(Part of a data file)
···
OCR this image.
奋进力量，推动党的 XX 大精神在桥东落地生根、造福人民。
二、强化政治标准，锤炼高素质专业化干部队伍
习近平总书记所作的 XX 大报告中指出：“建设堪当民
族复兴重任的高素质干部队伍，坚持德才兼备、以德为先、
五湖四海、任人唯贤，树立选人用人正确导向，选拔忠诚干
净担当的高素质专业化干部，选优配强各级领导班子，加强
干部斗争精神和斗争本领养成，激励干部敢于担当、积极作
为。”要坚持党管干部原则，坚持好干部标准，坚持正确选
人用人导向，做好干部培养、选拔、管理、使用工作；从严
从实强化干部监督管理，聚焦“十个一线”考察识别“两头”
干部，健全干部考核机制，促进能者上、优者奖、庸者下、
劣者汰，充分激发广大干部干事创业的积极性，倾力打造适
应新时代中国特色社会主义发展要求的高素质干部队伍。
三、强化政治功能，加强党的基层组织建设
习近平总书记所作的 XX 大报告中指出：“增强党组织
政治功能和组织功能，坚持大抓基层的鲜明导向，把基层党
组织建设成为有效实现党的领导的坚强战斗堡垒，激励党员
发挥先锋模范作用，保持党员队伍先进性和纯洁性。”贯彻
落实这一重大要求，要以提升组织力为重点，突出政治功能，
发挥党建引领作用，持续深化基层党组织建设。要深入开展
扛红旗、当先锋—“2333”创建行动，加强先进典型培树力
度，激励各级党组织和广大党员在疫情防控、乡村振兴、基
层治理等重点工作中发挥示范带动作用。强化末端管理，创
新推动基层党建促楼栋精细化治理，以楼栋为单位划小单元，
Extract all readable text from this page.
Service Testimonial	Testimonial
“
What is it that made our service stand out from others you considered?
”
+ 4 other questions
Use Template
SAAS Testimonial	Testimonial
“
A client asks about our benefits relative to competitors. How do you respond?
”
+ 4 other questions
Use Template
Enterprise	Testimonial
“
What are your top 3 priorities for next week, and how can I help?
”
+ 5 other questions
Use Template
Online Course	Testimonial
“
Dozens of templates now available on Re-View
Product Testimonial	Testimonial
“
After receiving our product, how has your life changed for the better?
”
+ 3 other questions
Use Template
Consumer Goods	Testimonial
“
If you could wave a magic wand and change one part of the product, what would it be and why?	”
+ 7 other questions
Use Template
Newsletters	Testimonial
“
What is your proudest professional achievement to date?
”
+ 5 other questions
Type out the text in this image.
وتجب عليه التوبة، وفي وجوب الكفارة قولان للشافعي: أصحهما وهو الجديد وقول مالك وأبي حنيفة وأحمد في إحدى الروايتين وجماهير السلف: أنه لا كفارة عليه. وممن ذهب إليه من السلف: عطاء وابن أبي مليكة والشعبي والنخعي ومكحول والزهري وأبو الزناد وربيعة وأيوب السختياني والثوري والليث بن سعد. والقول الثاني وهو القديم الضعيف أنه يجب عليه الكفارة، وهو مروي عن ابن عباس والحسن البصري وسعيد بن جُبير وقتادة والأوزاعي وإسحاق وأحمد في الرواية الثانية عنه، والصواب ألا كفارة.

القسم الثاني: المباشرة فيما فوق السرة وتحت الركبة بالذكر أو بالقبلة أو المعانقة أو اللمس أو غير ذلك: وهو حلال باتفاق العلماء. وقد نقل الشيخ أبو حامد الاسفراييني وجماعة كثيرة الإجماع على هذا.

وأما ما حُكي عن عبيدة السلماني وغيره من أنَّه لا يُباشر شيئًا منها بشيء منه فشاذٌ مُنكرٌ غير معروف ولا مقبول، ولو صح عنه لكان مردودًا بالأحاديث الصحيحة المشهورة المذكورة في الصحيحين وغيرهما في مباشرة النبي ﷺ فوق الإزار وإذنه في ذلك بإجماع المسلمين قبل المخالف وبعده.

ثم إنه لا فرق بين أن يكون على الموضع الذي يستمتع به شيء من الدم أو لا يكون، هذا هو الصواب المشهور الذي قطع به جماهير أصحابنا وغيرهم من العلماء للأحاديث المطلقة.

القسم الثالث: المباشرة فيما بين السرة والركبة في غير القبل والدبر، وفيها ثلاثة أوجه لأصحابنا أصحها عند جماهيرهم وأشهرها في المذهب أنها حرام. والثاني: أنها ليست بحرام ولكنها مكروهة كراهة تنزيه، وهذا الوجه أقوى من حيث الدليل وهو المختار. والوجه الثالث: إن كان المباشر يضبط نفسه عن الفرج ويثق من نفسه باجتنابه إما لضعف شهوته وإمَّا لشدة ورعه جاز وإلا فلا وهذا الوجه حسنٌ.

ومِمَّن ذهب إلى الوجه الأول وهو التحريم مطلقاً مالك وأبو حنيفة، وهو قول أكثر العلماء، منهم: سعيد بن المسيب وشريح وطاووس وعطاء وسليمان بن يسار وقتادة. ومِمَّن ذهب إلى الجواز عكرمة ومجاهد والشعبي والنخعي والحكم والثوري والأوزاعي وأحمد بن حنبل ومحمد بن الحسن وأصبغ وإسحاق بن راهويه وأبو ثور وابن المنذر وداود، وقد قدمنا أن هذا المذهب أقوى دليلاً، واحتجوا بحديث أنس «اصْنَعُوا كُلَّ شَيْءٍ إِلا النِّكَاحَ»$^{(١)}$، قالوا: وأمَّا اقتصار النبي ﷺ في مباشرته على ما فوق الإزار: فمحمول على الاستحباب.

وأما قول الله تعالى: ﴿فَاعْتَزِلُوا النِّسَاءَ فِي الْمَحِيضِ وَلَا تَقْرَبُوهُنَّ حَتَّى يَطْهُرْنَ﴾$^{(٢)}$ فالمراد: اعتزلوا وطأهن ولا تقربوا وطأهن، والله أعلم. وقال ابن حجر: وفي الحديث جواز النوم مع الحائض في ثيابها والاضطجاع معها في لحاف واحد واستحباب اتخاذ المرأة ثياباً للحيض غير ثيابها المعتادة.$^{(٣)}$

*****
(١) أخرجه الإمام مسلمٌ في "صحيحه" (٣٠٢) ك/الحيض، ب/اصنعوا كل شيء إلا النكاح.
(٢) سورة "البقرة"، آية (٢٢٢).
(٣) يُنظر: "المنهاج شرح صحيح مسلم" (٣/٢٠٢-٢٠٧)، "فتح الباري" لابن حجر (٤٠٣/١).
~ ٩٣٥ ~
···
■ AIM OF THE TASK ■
Read the entries and pick out all lines that include the word "image".

■ WORKED SOLUTION ■
OCR this image.
Type out the text in this image.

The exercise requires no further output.